# [Stated task]
Can you render the lines from the one containing "coop-type-input[interactable] — [446, 253, 602, 267]" through the one containing "search-button[interactable]: ค้นหา —" as a Markdown table with columns No. and Line, skipping any blank lines?

# [Exercise inputs]
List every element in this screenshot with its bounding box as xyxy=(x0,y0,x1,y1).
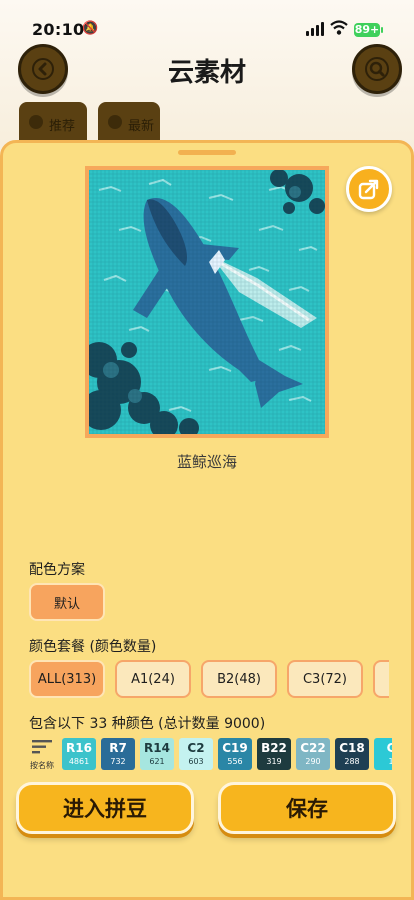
tab-label: 最新 xyxy=(128,119,155,134)
tab-label: 推荐 xyxy=(49,119,76,134)
sort-by-name-button[interactable]: 按名称 xyxy=(27,740,57,772)
swatch-count: 290 xyxy=(305,757,321,766)
color-swatch-list: R16 4861 R7 732 R14 621 C2 603 C19 556 B22 319 C22 29… xyxy=(62,738,392,772)
color-swatch[interactable]: R16 4861 xyxy=(62,738,96,770)
clock-icon xyxy=(108,115,122,129)
save-button[interactable]: 保存 xyxy=(218,782,396,834)
cellular-signal-icon xyxy=(306,22,324,36)
artwork-title: 蓝鲸巡海 xyxy=(176,453,237,471)
swatch-count: 4861 xyxy=(68,757,90,766)
swatch-code: R16 xyxy=(66,741,92,755)
swatch-count: 621 xyxy=(149,757,165,766)
status-time: 20:10 xyxy=(32,20,85,39)
swatch-count: 319 xyxy=(266,757,282,766)
swatch-code: R7 xyxy=(109,741,127,755)
color-swatch[interactable]: R7 732 xyxy=(101,738,135,770)
mute-bell-icon: 🔕 xyxy=(82,21,99,36)
star-icon xyxy=(29,115,43,129)
color-swatch[interactable]: C22 290 xyxy=(296,738,330,770)
package-d[interactable]: D xyxy=(373,660,389,698)
tab-recommended[interactable]: 推荐 xyxy=(19,102,87,140)
swatch-code: C19 xyxy=(222,741,248,755)
color-package-list: ALL(313) A1(24) B2(48) C3(72) D xyxy=(29,660,389,700)
search-button[interactable] xyxy=(352,44,402,94)
color-swatch[interactable]: B22 319 xyxy=(257,738,291,770)
swatch-code: B22 xyxy=(261,741,287,755)
package-a1[interactable]: A1(24) xyxy=(115,660,191,698)
status-bar: 20:10 🔕 89+ xyxy=(0,0,414,44)
color-swatch[interactable]: R14 621 xyxy=(140,738,174,770)
color-swatch[interactable]: C2 603 xyxy=(179,738,213,770)
share-icon xyxy=(358,179,379,200)
swatch-count: 603 xyxy=(188,757,204,766)
swatch-count: 1 xyxy=(388,757,392,766)
sheet-drag-handle[interactable] xyxy=(178,150,236,155)
swatch-code: C xyxy=(386,741,392,755)
tab-latest[interactable]: 最新 xyxy=(98,102,160,140)
swatch-count: 732 xyxy=(110,757,126,766)
color-scheme-default-button[interactable]: 默认 xyxy=(29,583,105,621)
wifi-icon xyxy=(330,20,348,40)
package-c3[interactable]: C3(72) xyxy=(287,660,363,698)
sort-label: 按名称 xyxy=(30,761,54,770)
color-swatch[interactable]: C18 288 xyxy=(335,738,369,770)
swatch-count: 288 xyxy=(344,757,360,766)
sort-icon xyxy=(32,740,52,754)
artwork-preview xyxy=(85,166,329,438)
enter-bead-button[interactable]: 进入拼豆 xyxy=(16,782,194,834)
color-summary: 包含以下 33 种颜色 (总计数量 9000) xyxy=(29,716,266,732)
swatch-code: C18 xyxy=(339,741,365,755)
color-swatch[interactable]: C19 556 xyxy=(218,738,252,770)
color-scheme-label: 配色方案 xyxy=(29,562,85,578)
color-package-label: 颜色套餐 (颜色数量) xyxy=(29,639,157,655)
swatch-code: C2 xyxy=(187,741,205,755)
search-icon xyxy=(365,57,389,81)
swatch-count: 556 xyxy=(227,757,243,766)
package-b2[interactable]: B2(48) xyxy=(201,660,277,698)
battery-indicator: 89+ xyxy=(354,23,383,37)
color-swatch[interactable]: C1 xyxy=(374,738,392,770)
swatch-code: C22 xyxy=(300,741,326,755)
package-all[interactable]: ALL(313) xyxy=(29,660,105,698)
swatch-code: R14 xyxy=(144,741,170,755)
share-button[interactable] xyxy=(346,166,392,212)
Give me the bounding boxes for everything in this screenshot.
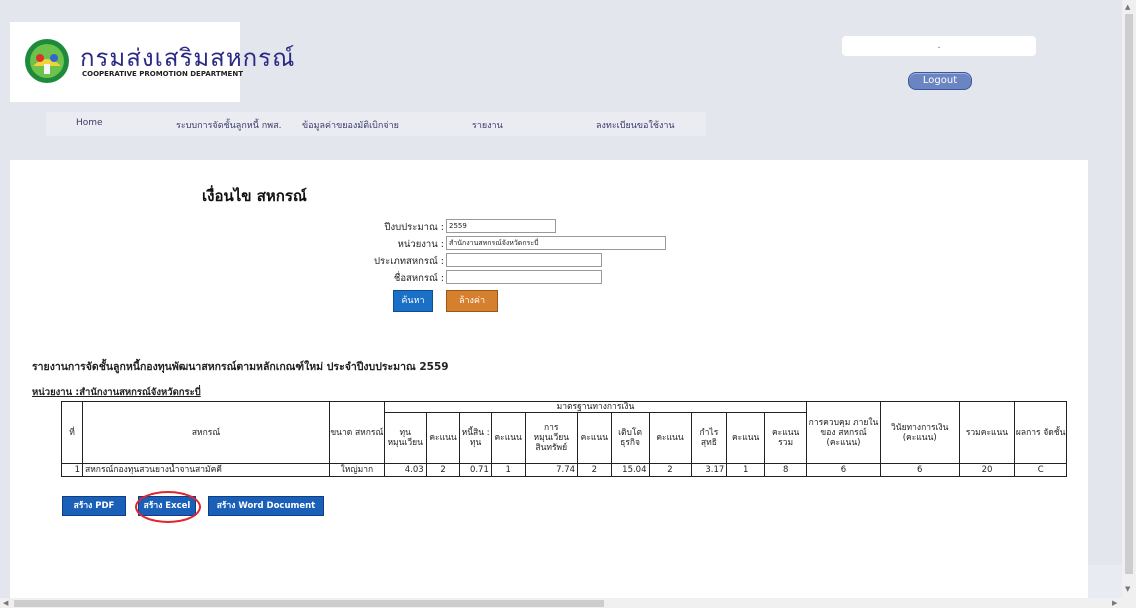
coop-type-input[interactable] — [446, 253, 602, 267]
clear-button[interactable]: ล้างค่า — [446, 290, 498, 312]
fiscal-year-label: ปีงบประมาณ : — [384, 222, 444, 233]
create-word-button[interactable]: สร้าง Word Document — [208, 496, 324, 516]
cell-score2: 1 — [490, 463, 526, 477]
search-button[interactable]: ค้นหา — [393, 290, 433, 312]
cell-capital: 4.03 — [383, 463, 427, 477]
header-score: คะแนน — [425, 412, 461, 464]
scroll-right-icon[interactable]: ▶ — [1112, 598, 1117, 608]
header-asset-turnover: การ หมุนเวียน สินทรัพย์ — [524, 412, 579, 464]
user-info-box: . — [842, 36, 1036, 56]
header-total-score: คะแนน รวม — [764, 412, 808, 464]
header-financial-discipline: วินัยทางการเงิน (คะแนน) — [879, 401, 960, 464]
cell-profit: 3.17 — [690, 463, 728, 477]
main-content: เงื่อนไข สหกรณ์ ปีงบประมาณ : 2559 หน่วยง… — [10, 160, 1088, 598]
cell-debt: 0.71 — [459, 463, 492, 477]
header-financial-standard: มาตรฐานทางการเงิน — [383, 401, 808, 413]
agency-label: หน่วยงาน : — [397, 239, 444, 250]
cell-score1: 2 — [425, 463, 461, 477]
cell-total-score: 8 — [764, 463, 808, 477]
header-sum-score: รวมคะแนน — [958, 401, 1016, 464]
report-table: ที่ สหกรณ์ ขนาด สหกรณ์ มาตรฐานทางการเงิน… — [60, 401, 1067, 477]
header-internal-control: การควบคุม ภายใน ของ สหกรณ์ (คะแนน) — [806, 401, 881, 464]
header-debt-capital: หนี้สิน : ทุน — [459, 412, 492, 464]
horizontal-scroll-thumb[interactable] — [14, 600, 604, 607]
fiscal-year-input[interactable]: 2559 — [446, 219, 556, 233]
scroll-down-icon[interactable]: ▼ — [1125, 584, 1130, 594]
cell-sum: 20 — [958, 463, 1016, 477]
horizontal-scrollbar[interactable]: ◀ ▶ — [0, 598, 1136, 608]
scroll-left-icon[interactable]: ◀ — [3, 598, 8, 608]
coop-type-label: ประเภทสหกรณ์ : — [374, 256, 444, 267]
scroll-up-icon[interactable]: ▲ — [1125, 2, 1130, 12]
cell-growth: 15.04 — [610, 463, 650, 477]
cell-score5: 1 — [726, 463, 766, 477]
coop-name-label: ชื่อสหกรณ์ : — [393, 273, 444, 284]
page-title: เงื่อนไข สหกรณ์ — [202, 187, 307, 205]
report-title: รายงานการจัดชั้นลูกหนี้กองทุนพัฒนาสหกรณ์… — [32, 361, 449, 373]
logo-english-text: COOPERATIVE PROMOTION DEPARTMENT — [82, 70, 243, 78]
vertical-scrollbar[interactable]: ▲ ▼ — [1122, 0, 1136, 598]
cell-size: ใหญ่มาก — [329, 463, 385, 477]
report-unit: หน่วยงาน :สำนักงานสหกรณ์จังหวัดกระบี่ — [32, 387, 201, 398]
header-net-profit: กำไร สุทธิ — [690, 412, 728, 464]
table-row: 1 สหกรณ์กองทุนสวนยางน้ำจานสามัคคี ใหญ่มา… — [60, 463, 1067, 477]
cooperative-emblem-icon — [25, 39, 69, 83]
nav-disbursement-data[interactable]: ข้อมูลค่าขยองมัติเบิกจ่าย — [302, 118, 399, 132]
header-score: คะแนน — [577, 412, 612, 464]
logout-button[interactable]: Logout — [908, 72, 972, 90]
cell-control: 6 — [806, 463, 881, 477]
header-capital: ทุน หมุนเวียน — [383, 412, 427, 464]
header-coop: สหกรณ์ — [82, 401, 331, 464]
header-size: ขนาด สหกรณ์ — [329, 401, 385, 464]
cell-discipline: 6 — [879, 463, 960, 477]
create-pdf-button[interactable]: สร้าง PDF — [62, 496, 126, 516]
cell-score3: 2 — [577, 463, 612, 477]
nav-register[interactable]: ลงทะเบียนขอใช้งาน — [596, 118, 675, 132]
header-no: ที่ — [60, 401, 84, 464]
agency-input[interactable]: สำนักงานสหกรณ์จังหวัดกระบี่ — [446, 236, 666, 250]
cell-turnover: 7.74 — [524, 463, 579, 477]
logo-panel: กรมส่งเสริมสหกรณ์ COOPERATIVE PROMOTION … — [10, 22, 294, 102]
highlight-ellipse — [135, 491, 201, 523]
side-panel-strip — [1088, 565, 1122, 598]
header-score: คะแนน — [490, 412, 526, 464]
coop-name-input[interactable] — [446, 270, 602, 284]
header-score: คะแนน — [726, 412, 766, 464]
nav-home[interactable]: Home — [76, 118, 103, 128]
nav-reports[interactable]: รายงาน — [472, 118, 503, 132]
cell-no: 1 — [60, 463, 84, 477]
vertical-scroll-thumb[interactable] — [1125, 14, 1133, 574]
nav-classification-system[interactable]: ระบบการจัดชั้นลูกหนี้ กพส. — [176, 118, 281, 132]
cell-score4: 2 — [648, 463, 692, 477]
header-result: ผลการ จัดชั้น — [1014, 401, 1067, 464]
header-score: คะแนน — [648, 412, 692, 464]
header-business-growth: เติบโต ธุรกิจ — [610, 412, 650, 464]
cell-result: C — [1014, 463, 1067, 477]
cell-coop: สหกรณ์กองทุนสวนยางน้ำจานสามัคคี — [82, 463, 331, 477]
main-navbar: Home ระบบการจัดชั้นลูกหนี้ กพส. ข้อมูลค่… — [46, 112, 706, 136]
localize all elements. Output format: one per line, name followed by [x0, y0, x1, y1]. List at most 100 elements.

# [Result of this task]
| No. | Line |
|---|---|
| 1 | coop-type-input[interactable] — [446, 253, 602, 267] |
| 2 | clear-button[interactable]: ล้างค่า — [446, 290, 498, 312] |
| 3 | fiscal-year-label: ปีงบประมาณ : — [384, 222, 444, 233] |
| 4 | create-word-button[interactable]: สร้าง Word Document — [208, 496, 324, 516] |
| 5 | cell-score2: 1 — [490, 463, 526, 477] |
| 6 | search-button[interactable]: ค้นหา — [393, 290, 433, 312] |